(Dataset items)
<<<<
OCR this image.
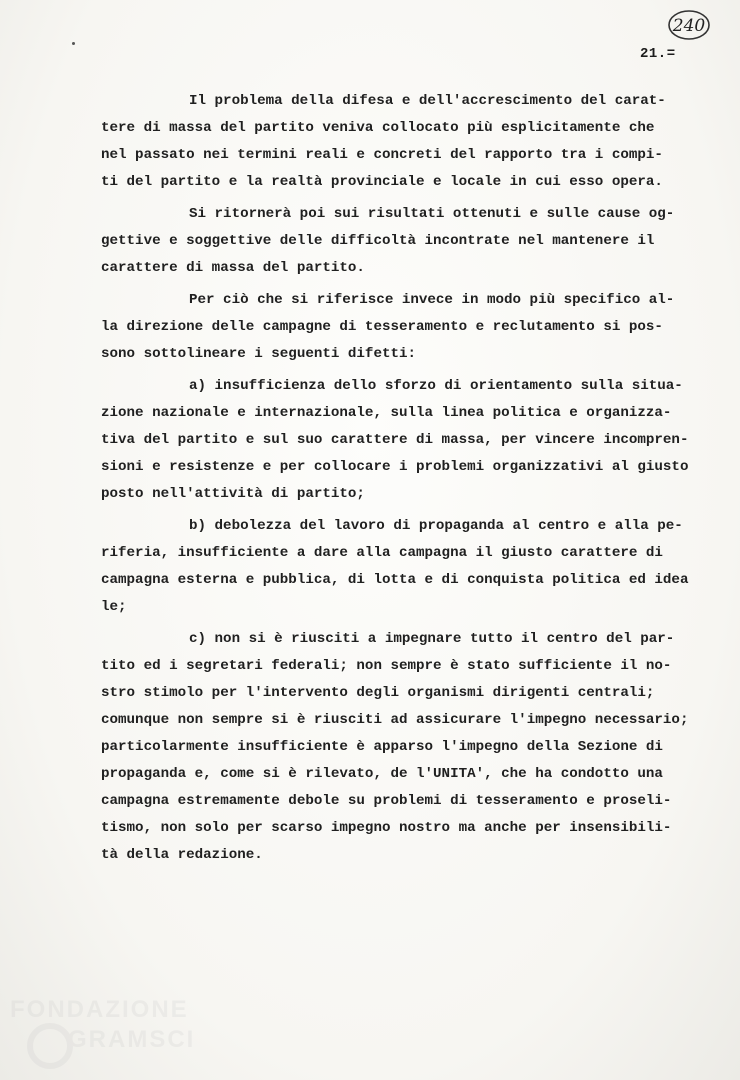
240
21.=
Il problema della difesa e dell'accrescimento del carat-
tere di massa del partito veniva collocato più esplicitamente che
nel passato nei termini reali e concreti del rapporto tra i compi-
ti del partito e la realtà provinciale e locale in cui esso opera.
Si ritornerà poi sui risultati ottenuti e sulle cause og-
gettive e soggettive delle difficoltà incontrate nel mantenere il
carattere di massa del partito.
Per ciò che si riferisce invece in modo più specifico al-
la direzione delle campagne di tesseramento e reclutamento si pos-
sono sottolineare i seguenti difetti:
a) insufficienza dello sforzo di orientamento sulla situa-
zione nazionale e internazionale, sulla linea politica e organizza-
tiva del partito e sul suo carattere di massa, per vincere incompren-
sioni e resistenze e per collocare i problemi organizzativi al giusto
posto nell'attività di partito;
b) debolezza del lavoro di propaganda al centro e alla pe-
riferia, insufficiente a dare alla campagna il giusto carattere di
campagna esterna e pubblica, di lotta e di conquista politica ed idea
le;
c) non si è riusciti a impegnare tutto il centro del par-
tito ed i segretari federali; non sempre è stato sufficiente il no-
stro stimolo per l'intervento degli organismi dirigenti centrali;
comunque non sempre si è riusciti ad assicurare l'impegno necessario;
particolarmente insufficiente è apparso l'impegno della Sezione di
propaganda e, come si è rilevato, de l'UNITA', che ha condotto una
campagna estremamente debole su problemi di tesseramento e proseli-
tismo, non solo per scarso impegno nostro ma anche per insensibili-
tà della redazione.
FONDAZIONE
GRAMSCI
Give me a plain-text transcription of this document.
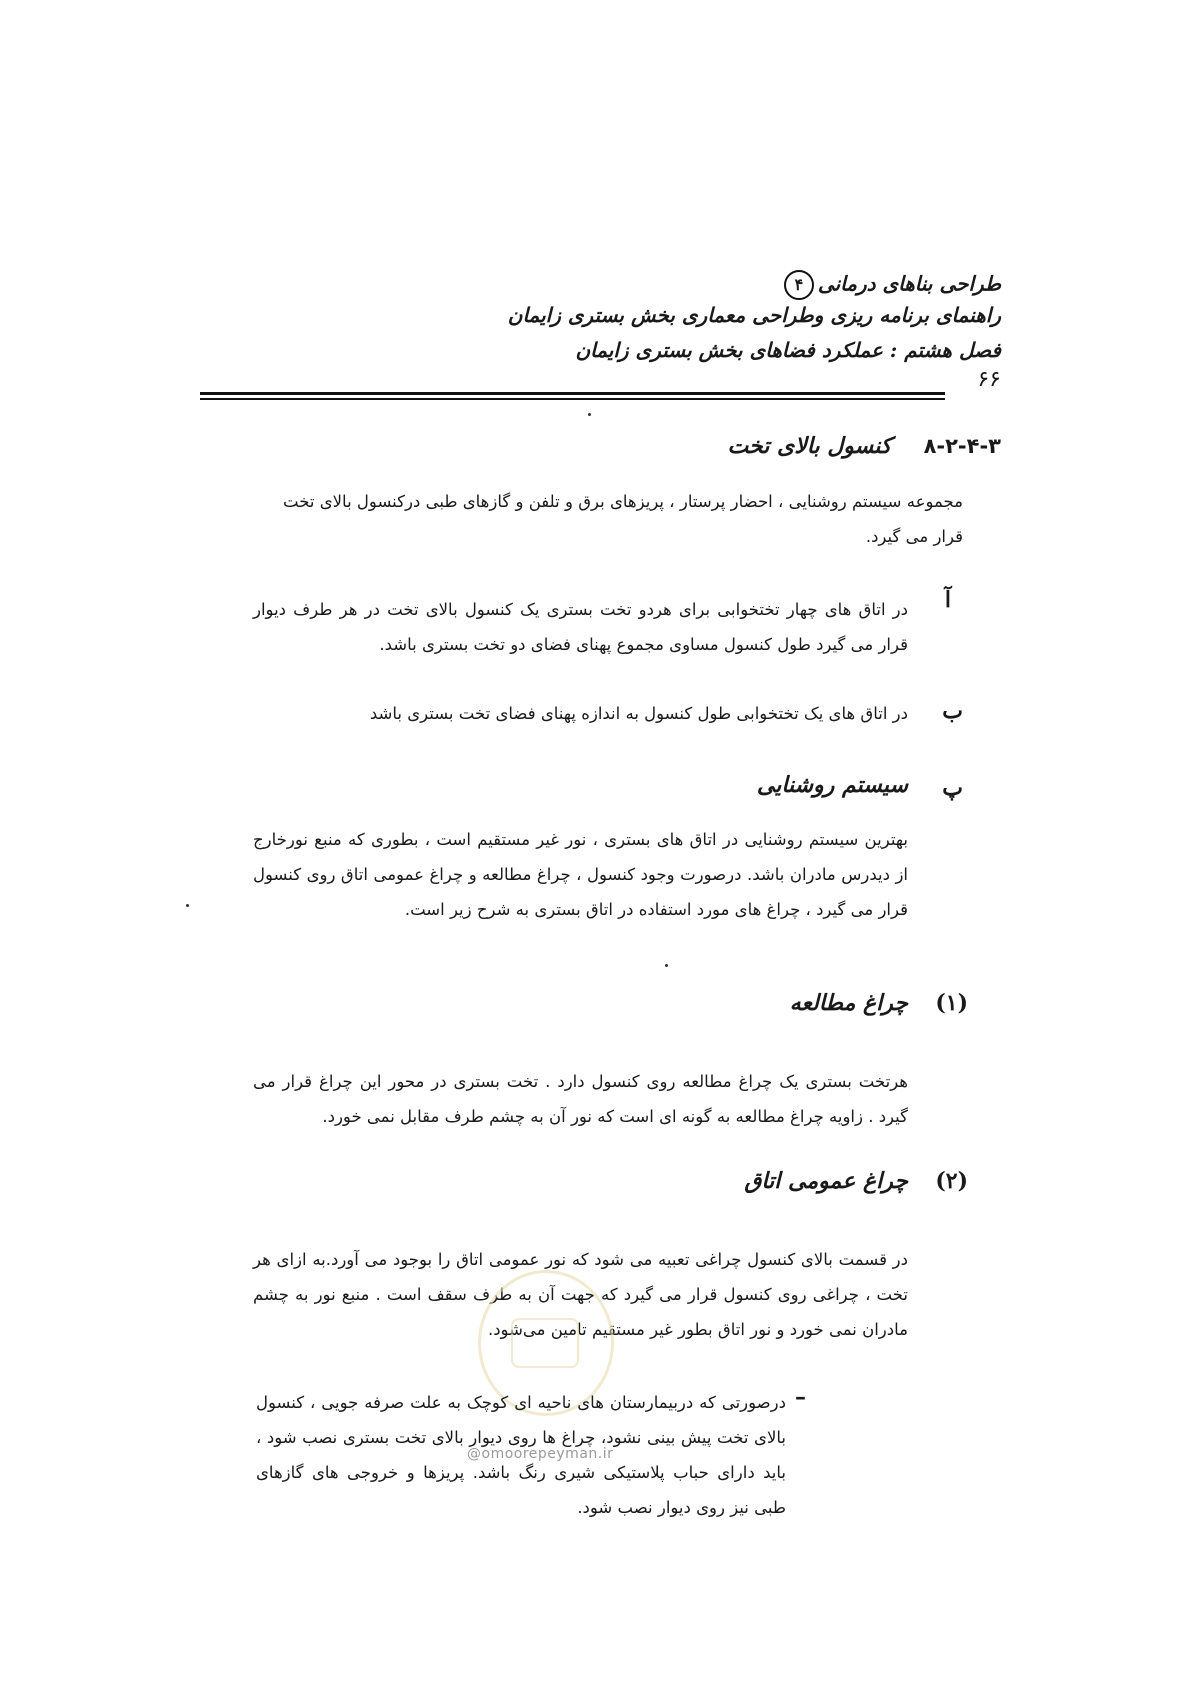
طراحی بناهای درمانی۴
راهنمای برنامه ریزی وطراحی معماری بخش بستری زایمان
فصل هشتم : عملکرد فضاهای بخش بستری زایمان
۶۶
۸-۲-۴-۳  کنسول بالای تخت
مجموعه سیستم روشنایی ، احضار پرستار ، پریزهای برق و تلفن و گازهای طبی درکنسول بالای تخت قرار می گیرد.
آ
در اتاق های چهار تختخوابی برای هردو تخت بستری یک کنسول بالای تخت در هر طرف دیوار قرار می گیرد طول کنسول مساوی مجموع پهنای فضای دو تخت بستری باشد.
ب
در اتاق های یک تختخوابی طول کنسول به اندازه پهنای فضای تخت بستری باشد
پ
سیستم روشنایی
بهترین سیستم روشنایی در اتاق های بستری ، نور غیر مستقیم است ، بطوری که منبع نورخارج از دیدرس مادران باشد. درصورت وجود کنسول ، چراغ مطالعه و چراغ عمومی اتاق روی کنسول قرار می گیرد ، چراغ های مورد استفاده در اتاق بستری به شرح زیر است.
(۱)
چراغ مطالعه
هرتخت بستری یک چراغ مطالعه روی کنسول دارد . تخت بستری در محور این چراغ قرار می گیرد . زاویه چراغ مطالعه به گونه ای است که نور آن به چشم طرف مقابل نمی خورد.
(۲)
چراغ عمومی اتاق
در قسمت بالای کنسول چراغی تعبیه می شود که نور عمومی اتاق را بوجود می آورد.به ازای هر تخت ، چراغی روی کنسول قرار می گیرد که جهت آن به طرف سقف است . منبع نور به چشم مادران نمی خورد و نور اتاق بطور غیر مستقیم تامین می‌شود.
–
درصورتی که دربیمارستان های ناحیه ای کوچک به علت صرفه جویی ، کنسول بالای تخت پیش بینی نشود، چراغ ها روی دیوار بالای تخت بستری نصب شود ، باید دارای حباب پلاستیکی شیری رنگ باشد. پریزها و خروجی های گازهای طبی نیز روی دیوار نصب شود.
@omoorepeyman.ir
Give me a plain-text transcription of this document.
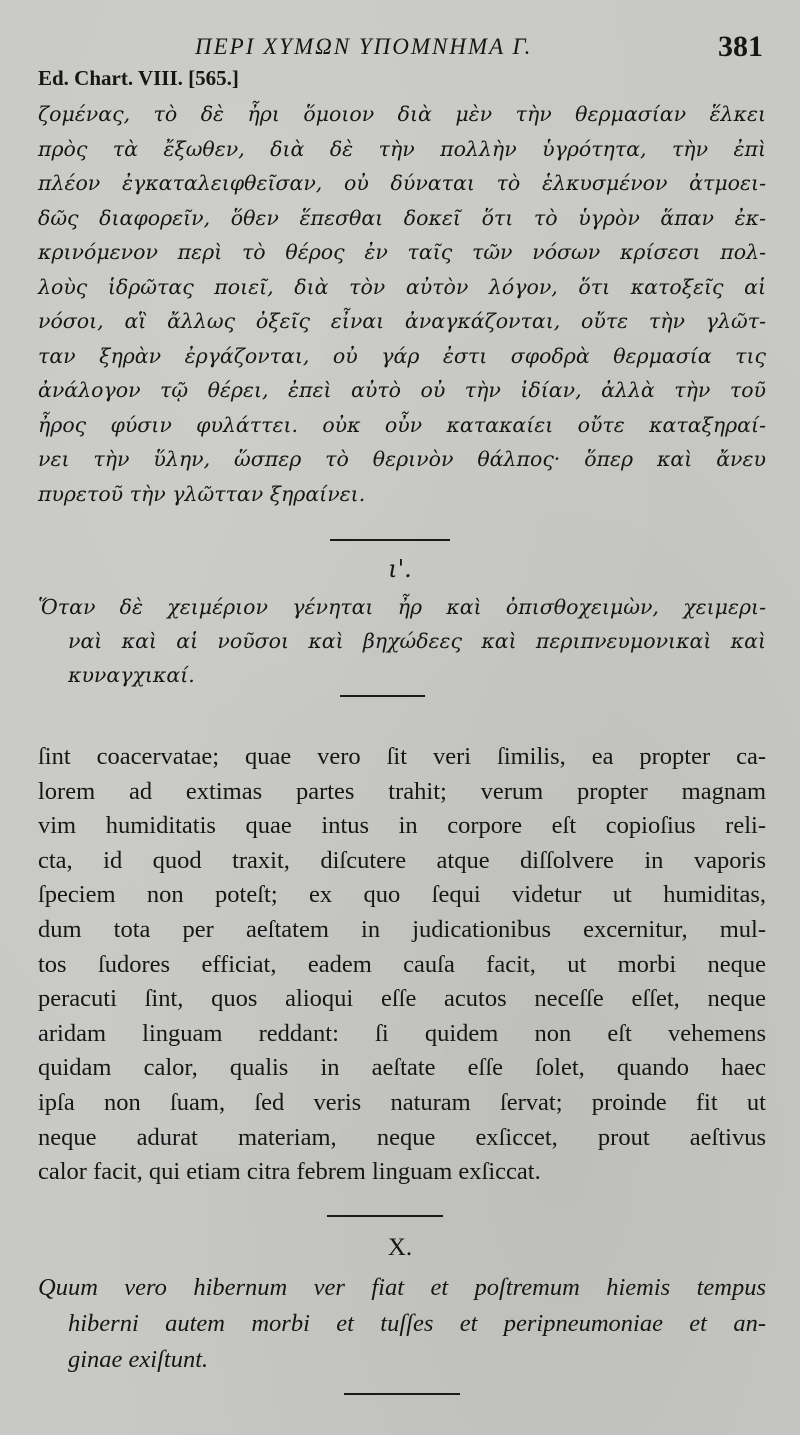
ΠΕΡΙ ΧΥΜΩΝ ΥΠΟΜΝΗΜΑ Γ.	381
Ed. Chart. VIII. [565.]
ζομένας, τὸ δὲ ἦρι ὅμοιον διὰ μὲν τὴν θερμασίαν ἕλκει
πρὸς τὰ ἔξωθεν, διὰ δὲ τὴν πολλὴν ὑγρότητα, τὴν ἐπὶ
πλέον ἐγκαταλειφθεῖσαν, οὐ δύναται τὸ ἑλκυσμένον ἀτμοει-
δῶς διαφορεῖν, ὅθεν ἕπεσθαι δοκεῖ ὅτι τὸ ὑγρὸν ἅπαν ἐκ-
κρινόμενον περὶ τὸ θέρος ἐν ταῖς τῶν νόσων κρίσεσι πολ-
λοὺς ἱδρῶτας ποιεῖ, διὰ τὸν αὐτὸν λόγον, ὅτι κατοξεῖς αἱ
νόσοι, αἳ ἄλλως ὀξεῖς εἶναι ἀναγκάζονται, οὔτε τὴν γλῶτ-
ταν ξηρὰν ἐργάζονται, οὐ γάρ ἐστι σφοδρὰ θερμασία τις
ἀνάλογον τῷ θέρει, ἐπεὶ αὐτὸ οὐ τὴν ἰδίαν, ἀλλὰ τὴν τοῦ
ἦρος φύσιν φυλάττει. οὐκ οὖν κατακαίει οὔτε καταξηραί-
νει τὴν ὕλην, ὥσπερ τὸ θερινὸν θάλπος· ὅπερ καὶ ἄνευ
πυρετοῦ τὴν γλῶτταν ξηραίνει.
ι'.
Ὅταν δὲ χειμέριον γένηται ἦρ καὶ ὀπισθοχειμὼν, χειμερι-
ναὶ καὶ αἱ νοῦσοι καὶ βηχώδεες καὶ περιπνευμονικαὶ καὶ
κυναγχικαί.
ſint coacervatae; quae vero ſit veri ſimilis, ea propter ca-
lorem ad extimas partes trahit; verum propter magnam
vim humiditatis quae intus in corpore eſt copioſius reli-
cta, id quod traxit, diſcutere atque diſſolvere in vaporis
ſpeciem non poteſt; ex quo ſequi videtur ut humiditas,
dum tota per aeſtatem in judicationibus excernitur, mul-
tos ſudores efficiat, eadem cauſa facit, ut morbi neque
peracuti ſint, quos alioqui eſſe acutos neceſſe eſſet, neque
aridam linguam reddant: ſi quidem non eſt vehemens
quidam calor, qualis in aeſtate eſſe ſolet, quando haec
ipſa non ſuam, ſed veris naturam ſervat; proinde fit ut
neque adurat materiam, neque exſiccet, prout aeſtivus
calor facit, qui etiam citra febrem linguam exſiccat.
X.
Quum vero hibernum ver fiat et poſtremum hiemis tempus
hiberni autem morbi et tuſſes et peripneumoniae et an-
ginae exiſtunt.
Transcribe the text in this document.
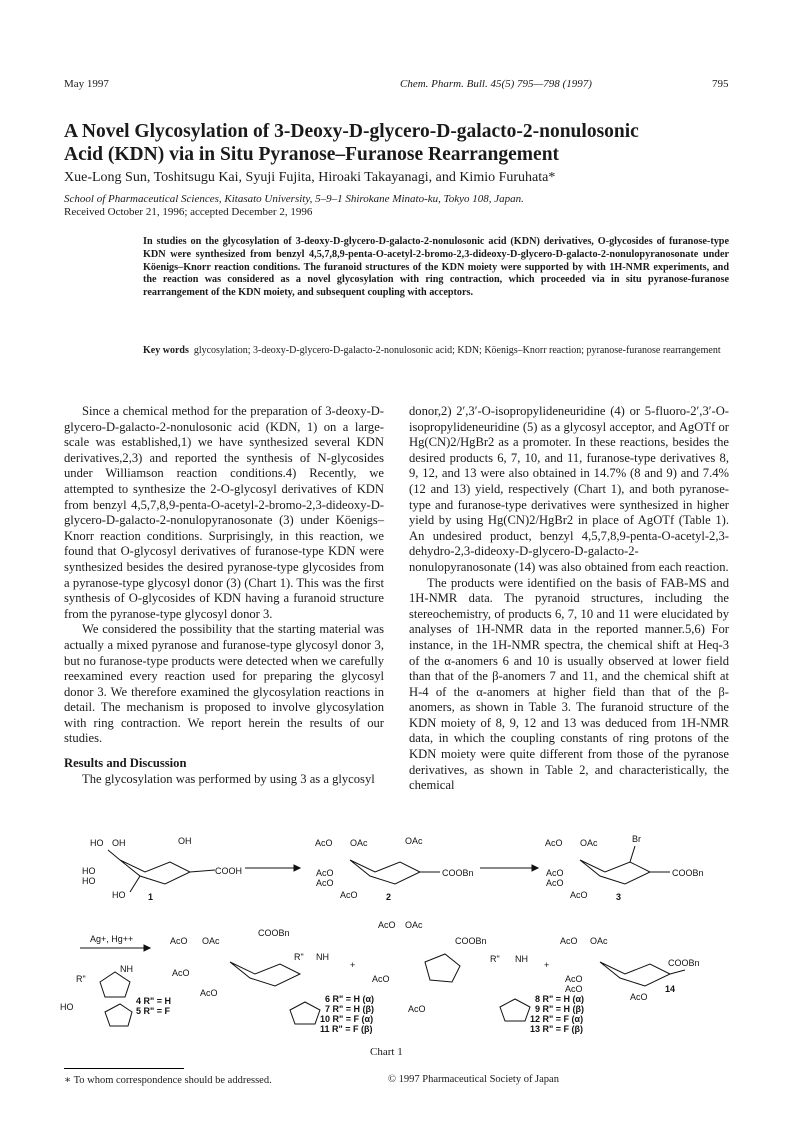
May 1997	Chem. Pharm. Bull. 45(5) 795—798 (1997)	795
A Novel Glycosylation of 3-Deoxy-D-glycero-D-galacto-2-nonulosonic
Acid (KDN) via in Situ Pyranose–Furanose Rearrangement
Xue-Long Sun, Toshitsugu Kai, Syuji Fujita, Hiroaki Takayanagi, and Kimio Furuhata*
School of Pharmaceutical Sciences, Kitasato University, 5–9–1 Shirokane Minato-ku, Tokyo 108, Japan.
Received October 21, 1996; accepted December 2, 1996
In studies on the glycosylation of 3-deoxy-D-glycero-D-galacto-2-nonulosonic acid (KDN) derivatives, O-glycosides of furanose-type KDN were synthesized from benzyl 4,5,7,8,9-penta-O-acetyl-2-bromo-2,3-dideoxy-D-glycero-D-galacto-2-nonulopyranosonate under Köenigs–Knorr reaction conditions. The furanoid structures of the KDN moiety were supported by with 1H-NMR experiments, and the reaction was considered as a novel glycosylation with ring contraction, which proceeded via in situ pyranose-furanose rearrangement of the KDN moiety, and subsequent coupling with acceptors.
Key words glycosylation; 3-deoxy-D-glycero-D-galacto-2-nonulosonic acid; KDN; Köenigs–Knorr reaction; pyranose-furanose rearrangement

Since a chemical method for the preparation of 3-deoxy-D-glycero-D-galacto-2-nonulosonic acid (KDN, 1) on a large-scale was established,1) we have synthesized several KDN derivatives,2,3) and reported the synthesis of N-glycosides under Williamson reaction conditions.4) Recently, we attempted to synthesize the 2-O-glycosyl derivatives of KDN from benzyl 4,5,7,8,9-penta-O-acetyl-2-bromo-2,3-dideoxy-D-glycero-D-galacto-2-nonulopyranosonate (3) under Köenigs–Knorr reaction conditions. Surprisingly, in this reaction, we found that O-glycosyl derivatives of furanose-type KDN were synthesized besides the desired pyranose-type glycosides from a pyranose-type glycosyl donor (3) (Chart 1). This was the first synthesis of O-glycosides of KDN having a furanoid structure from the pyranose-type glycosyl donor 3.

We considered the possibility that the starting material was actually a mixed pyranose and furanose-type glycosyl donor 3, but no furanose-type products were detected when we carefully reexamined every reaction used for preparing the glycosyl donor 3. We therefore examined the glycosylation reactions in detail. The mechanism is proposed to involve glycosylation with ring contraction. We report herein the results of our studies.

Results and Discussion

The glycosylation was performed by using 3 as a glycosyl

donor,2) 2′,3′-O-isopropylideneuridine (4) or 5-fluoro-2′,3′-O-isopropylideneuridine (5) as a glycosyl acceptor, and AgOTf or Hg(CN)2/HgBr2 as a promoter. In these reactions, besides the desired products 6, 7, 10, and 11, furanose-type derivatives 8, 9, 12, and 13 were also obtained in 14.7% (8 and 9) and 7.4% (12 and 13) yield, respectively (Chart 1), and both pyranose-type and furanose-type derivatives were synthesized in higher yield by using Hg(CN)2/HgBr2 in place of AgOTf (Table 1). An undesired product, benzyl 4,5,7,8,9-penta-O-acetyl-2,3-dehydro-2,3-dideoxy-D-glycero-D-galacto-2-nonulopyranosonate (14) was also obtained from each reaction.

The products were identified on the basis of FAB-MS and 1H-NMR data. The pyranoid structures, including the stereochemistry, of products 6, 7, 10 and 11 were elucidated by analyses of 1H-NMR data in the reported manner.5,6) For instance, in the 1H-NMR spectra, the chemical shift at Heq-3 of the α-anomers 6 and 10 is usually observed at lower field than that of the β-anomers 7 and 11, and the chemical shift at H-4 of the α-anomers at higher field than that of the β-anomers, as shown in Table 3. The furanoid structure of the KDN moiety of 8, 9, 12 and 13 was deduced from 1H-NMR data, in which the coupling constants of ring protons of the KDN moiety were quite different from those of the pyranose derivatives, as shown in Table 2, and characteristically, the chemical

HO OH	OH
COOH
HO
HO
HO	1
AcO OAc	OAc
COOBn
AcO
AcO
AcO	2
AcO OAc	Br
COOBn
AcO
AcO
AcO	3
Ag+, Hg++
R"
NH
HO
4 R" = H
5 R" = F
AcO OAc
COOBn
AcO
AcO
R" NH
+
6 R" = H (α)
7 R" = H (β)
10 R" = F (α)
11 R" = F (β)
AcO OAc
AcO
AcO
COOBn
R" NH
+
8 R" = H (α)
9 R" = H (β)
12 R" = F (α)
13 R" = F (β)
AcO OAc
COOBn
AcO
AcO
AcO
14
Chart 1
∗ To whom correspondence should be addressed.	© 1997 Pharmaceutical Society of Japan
>>>>
▶ Directive: Select the lines that carry the string "Table" and copy them.

▶ Exercise output:
donor,2) 2′,3′-O-isopropylideneuridine (4) or 5-fluoro-2′,3′-O-isopropylideneuridine (5) as a glycosyl acceptor, and AgOTf or Hg(CN)2/HgBr2 as a promoter. In these reactions, besides the desired products 6, 7, 10, and 11, furanose-type derivatives 8, 9, 12, and 13 were also obtained in 14.7% (8 and 9) and 7.4% (12 and 13) yield, respectively (Chart 1), and both pyranose-type and furanose-type derivatives were synthesized in higher yield by using Hg(CN)2/HgBr2 in place of AgOTf (Table 1). An undesired product, benzyl 4,5,7,8,9-penta-O-acetyl-2,3-dehydro-2,3-dideoxy-D-glycero-D-galacto-2-nonulopyranosonate (14) was also obtained from each reaction.
The products were identified on the basis of FAB-MS and 1H-NMR data. The pyranoid structures, including the stereochemistry, of products 6, 7, 10 and 11 were elucidated by analyses of 1H-NMR data in the reported manner.5,6) For instance, in the 1H-NMR spectra, the chemical shift at Heq-3 of the α-anomers 6 and 10 is usually observed at lower field than that of the β-anomers 7 and 11, and the chemical shift at H-4 of the α-anomers at higher field than that of the β-anomers, as shown in Table 3. The furanoid structure of the KDN moiety of 8, 9, 12 and 13 was deduced from 1H-NMR data, in which the coupling constants of ring protons of the KDN moiety were quite different from those of the pyranose derivatives, as shown in Table 2, and characteristically, the chemical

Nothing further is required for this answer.